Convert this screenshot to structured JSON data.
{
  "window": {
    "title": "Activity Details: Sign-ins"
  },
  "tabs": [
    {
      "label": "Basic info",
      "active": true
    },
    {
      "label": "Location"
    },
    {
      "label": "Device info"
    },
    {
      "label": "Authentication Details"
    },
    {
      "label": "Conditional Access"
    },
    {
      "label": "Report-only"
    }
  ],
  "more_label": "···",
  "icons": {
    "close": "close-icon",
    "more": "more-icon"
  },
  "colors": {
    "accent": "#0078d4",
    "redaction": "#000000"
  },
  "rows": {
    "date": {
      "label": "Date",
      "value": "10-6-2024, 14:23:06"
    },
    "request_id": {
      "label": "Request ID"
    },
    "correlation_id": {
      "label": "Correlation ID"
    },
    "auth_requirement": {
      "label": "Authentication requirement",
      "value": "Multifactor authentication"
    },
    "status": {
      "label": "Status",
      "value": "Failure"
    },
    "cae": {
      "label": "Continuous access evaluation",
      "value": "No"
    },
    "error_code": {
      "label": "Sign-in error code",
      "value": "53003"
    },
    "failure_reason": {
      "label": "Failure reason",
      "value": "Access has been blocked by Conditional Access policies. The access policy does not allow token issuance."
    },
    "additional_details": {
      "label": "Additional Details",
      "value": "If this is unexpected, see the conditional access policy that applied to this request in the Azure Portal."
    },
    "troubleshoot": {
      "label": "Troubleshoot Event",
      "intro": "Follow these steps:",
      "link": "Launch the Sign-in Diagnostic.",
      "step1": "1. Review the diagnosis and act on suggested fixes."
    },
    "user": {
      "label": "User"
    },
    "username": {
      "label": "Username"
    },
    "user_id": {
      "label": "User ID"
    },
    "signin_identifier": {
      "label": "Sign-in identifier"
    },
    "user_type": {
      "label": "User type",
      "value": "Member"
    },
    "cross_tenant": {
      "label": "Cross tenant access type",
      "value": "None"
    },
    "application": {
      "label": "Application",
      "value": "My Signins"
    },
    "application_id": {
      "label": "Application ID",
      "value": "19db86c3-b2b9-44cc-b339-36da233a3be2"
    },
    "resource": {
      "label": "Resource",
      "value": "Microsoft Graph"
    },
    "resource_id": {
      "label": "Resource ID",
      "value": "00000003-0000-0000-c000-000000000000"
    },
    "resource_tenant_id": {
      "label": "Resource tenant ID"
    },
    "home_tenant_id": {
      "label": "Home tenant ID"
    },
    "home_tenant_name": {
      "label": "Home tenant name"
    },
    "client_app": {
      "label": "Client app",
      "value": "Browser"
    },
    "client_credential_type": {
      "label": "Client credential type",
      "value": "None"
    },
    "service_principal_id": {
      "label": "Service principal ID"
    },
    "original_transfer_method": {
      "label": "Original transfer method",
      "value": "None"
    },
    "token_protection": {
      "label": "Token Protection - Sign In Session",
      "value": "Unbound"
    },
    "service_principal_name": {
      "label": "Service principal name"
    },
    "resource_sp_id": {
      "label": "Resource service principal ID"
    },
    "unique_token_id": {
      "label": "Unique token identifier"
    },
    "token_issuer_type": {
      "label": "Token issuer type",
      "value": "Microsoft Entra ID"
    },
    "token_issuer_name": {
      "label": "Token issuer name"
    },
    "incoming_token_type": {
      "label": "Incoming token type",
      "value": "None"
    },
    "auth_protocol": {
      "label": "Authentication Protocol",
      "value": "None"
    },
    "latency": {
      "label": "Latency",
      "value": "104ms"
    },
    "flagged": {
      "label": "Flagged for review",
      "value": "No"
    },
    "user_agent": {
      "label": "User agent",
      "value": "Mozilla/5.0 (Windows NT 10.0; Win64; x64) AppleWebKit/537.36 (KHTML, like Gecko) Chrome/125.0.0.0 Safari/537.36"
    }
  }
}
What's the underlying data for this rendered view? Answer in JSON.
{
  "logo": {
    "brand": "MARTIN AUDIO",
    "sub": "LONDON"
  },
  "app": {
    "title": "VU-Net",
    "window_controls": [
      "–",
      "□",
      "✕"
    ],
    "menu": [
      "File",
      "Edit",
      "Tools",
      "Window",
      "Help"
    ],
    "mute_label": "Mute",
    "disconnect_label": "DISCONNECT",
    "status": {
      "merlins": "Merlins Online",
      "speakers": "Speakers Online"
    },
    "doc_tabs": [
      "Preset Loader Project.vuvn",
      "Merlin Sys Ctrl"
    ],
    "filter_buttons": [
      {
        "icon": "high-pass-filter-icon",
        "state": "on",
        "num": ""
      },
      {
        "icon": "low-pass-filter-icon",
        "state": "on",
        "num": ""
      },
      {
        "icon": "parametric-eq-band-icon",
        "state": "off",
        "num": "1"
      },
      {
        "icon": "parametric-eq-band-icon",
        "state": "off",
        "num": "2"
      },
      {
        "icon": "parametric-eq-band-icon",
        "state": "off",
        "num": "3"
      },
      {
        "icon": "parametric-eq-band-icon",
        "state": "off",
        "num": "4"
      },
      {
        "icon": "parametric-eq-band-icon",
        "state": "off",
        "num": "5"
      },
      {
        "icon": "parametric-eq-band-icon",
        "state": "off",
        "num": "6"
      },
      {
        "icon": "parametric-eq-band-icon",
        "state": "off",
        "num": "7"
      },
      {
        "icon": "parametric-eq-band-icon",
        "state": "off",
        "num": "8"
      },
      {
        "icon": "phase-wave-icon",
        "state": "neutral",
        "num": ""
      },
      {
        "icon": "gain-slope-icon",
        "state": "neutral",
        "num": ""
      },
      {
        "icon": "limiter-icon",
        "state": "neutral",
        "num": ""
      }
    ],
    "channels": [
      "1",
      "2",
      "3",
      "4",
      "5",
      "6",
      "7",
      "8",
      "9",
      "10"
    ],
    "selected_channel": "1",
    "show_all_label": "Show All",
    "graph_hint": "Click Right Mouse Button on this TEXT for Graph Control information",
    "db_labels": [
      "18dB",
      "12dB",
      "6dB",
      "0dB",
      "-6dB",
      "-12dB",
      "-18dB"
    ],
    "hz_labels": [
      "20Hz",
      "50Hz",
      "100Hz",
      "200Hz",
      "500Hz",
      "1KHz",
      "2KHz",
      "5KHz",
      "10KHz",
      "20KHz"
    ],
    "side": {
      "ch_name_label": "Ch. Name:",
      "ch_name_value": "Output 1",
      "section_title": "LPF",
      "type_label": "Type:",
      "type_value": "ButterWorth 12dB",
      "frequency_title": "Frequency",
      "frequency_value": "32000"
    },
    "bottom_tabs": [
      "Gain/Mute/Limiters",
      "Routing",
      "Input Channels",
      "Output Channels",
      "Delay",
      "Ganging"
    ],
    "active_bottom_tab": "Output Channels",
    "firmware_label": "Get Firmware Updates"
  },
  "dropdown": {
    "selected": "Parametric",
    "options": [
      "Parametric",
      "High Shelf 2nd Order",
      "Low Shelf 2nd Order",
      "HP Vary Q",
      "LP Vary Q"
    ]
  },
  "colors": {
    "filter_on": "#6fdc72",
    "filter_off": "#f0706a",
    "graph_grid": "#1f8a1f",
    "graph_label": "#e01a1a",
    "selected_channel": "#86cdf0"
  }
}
+ + + + + + +
Exercise prompt: Copy every line of the material, please, keeping it exactly the same.

Solution:
Convert this screenshot to structured JSON data.
{
  "window": {
    "title": "Activity Details: Sign-ins"
  },
  "tabs": [
    {
      "label": "Basic info",
      "active": true
    },
    {
      "label": "Location"
    },
    {
      "label": "Device info"
    },
    {
      "label": "Authentication Details"
    },
    {
      "label": "Conditional Access"
    },
    {
      "label": "Report-only"
    }
  ],
  "more_label": "···",
  "icons": {
    "close": "close-icon",
    "more": "more-icon"
  },
  "colors": {
    "accent": "#0078d4",
    "redaction": "#000000"
  },
  "rows": {
    "date": {
      "label": "Date",
      "value": "10-6-2024, 14:23:06"
    },
    "request_id": {
      "label": "Request ID"
    },
    "correlation_id": {
      "label": "Correlation ID"
    },
    "auth_requirement": {
      "label": "Authentication requirement",
      "value": "Multifactor authentication"
    },
    "status": {
      "label": "Status",
      "value": "Failure"
    },
    "cae": {
      "label": "Continuous access evaluation",
      "value": "No"
    },
    "error_code": {
      "label": "Sign-in error code",
      "value": "53003"
    },
    "failure_reason": {
      "label": "Failure reason",
      "value": "Access has been blocked by Conditional Access policies. The access policy does not allow token issuance."
    },
    "additional_details": {
      "label": "Additional Details",
      "value": "If this is unexpected, see the conditional access policy that applied to this request in the Azure Portal."
    },
    "troubleshoot": {
      "label": "Troubleshoot Event",
      "intro": "Follow these steps:",
      "link": "Launch the Sign-in Diagnostic.",
      "step1": "1. Review the diagnosis and act on suggested fixes."
    },
    "user": {
      "label": "User"
    },
    "username": {
      "label": "Username"
    },
    "user_id": {
      "label": "User ID"
    },
    "signin_identifier": {
      "label": "Sign-in identifier"
    },
    "user_type": {
      "label": "User type",
      "value": "Member"
    },
    "cross_tenant": {
      "label": "Cross tenant access type",
      "value": "None"
    },
    "application": {
      "label": "Application",
      "value": "My Signins"
    },
    "application_id": {
      "label": "Application ID",
      "value": "19db86c3-b2b9-44cc-b339-36da233a3be2"
    },
    "resource": {
      "label": "Resource",
      "value": "Microsoft Graph"
    },
    "resource_id": {
      "label": "Resource ID",
      "value": "00000003-0000-0000-c000-000000000000"
    },
    "resource_tenant_id": {
      "label": "Resource tenant ID"
    },
    "home_tenant_id": {
      "label": "Home tenant ID"
    },
    "home_tenant_name": {
      "label": "Home tenant name"
    },
    "client_app": {
      "label": "Client app",
      "value": "Browser"
    },
    "client_credential_type": {
      "label": "Client credential type",
      "value": "None"
    },
    "service_principal_id": {
      "label": "Service principal ID"
    },
    "original_transfer_method": {
      "label": "Original transfer method",
      "value": "None"
    },
    "token_protection": {
      "label": "Token Protection - Sign In Session",
      "value": "Unbound"
    },
    "service_principal_name": {
      "label": "Service principal name"
    },
    "resource_sp_id": {
      "label": "Resource service principal ID"
    },
    "unique_token_id": {
      "label": "Unique token identifier"
    },
    "token_issuer_type": {
      "label": "Token issuer type",
      "value": "Microsoft Entra ID"
    },
    "token_issuer_name": {
      "label": "Token issuer name"
    },
    "incoming_token_type": {
      "label": "Incoming token type",
      "value": "None"
    },
    "auth_protocol": {
      "label": "Authentication Protocol",
      "value": "None"
    },
    "latency": {
      "label": "Latency",
      "value": "104ms"
    },
    "flagged": {
      "label": "Flagged for review",
      "value": "No"
    },
    "user_agent": {
      "label": "User agent",
      "value": "Mozilla/5.0 (Windows NT 10.0; Win64; x64) AppleWebKit/537.36 (KHTML, like Gecko) Chrome/125.0.0.0 Safari/537.36"
    }
  }
}
What's the underlying data for this rendered view? Answer in JSON.
{
  "logo": {
    "brand": "MARTIN AUDIO",
    "sub": "LONDON"
  },
  "app": {
    "title": "VU-Net",
    "window_controls": [
      "–",
      "□",
      "✕"
    ],
    "menu": [
      "File",
      "Edit",
      "Tools",
      "Window",
      "Help"
    ],
    "mute_label": "Mute",
    "disconnect_label": "DISCONNECT",
    "status": {
      "merlins": "Merlins Online",
      "speakers": "Speakers Online"
    },
    "doc_tabs": [
      "Preset Loader Project.vuvn",
      "Merlin Sys Ctrl"
    ],
    "filter_buttons": [
      {
        "icon": "high-pass-filter-icon",
        "state": "on",
        "num": ""
      },
      {
        "icon": "low-pass-filter-icon",
        "state": "on",
        "num": ""
      },
      {
        "icon": "parametric-eq-band-icon",
        "state": "off",
        "num": "1"
      },
      {
        "icon": "parametric-eq-band-icon",
        "state": "off",
        "num": "2"
      },
      {
        "icon": "parametric-eq-band-icon",
        "state": "off",
        "num": "3"
      },
      {
        "icon": "parametric-eq-band-icon",
        "state": "off",
        "num": "4"
      },
      {
        "icon": "parametric-eq-band-icon",
        "state": "off",
        "num": "5"
      },
      {
        "icon": "parametric-eq-band-icon",
        "state": "off",
        "num": "6"
      },
      {
        "icon": "parametric-eq-band-icon",
        "state": "off",
        "num": "7"
      },
      {
        "icon": "parametric-eq-band-icon",
        "state": "off",
        "num": "8"
      },
      {
        "icon": "phase-wave-icon",
        "state": "neutral",
        "num": ""
      },
      {
        "icon": "gain-slope-icon",
        "state": "neutral",
        "num": ""
      },
      {
        "icon": "limiter-icon",
        "state": "neutral",
        "num": ""
      }
    ],
    "channels": [
      "1",
      "2",
      "3",
      "4",
      "5",
      "6",
      "7",
      "8",
      "9",
      "10"
    ],
    "selected_channel": "1",
    "show_all_label": "Show All",
    "graph_hint": "Click Right Mouse Button on this TEXT for Graph Control information",
    "db_labels": [
      "18dB",
      "12dB",
      "6dB",
      "0dB",
      "-6dB",
      "-12dB",
      "-18dB"
    ],
    "hz_labels": [
      "20Hz",
      "50Hz",
      "100Hz",
      "200Hz",
      "500Hz",
      "1KHz",
      "2KHz",
      "5KHz",
      "10KHz",
      "20KHz"
    ],
    "side": {
      "ch_name_label": "Ch. Name:",
      "ch_name_value": "Output 1",
      "section_title": "LPF",
      "type_label": "Type:",
      "type_value": "ButterWorth 12dB",
      "frequency_title": "Frequency",
      "frequency_value": "32000"
    },
    "bottom_tabs": [
      "Gain/Mute/Limiters",
      "Routing",
      "Input Channels",
      "Output Channels",
      "Delay",
      "Ganging"
    ],
    "active_bottom_tab": "Output Channels",
    "firmware_label": "Get Firmware Updates"
  },
  "dropdown": {
    "selected": "Parametric",
    "options": [
      "Parametric",
      "High Shelf 2nd Order",
      "Low Shelf 2nd Order",
      "HP Vary Q",
      "LP Vary Q"
    ]
  },
  "colors": {
    "filter_on": "#6fdc72",
    "filter_off": "#f0706a",
    "graph_grid": "#1f8a1f",
    "graph_label": "#e01a1a",
    "selected_channel": "#86cdf0"
  }
}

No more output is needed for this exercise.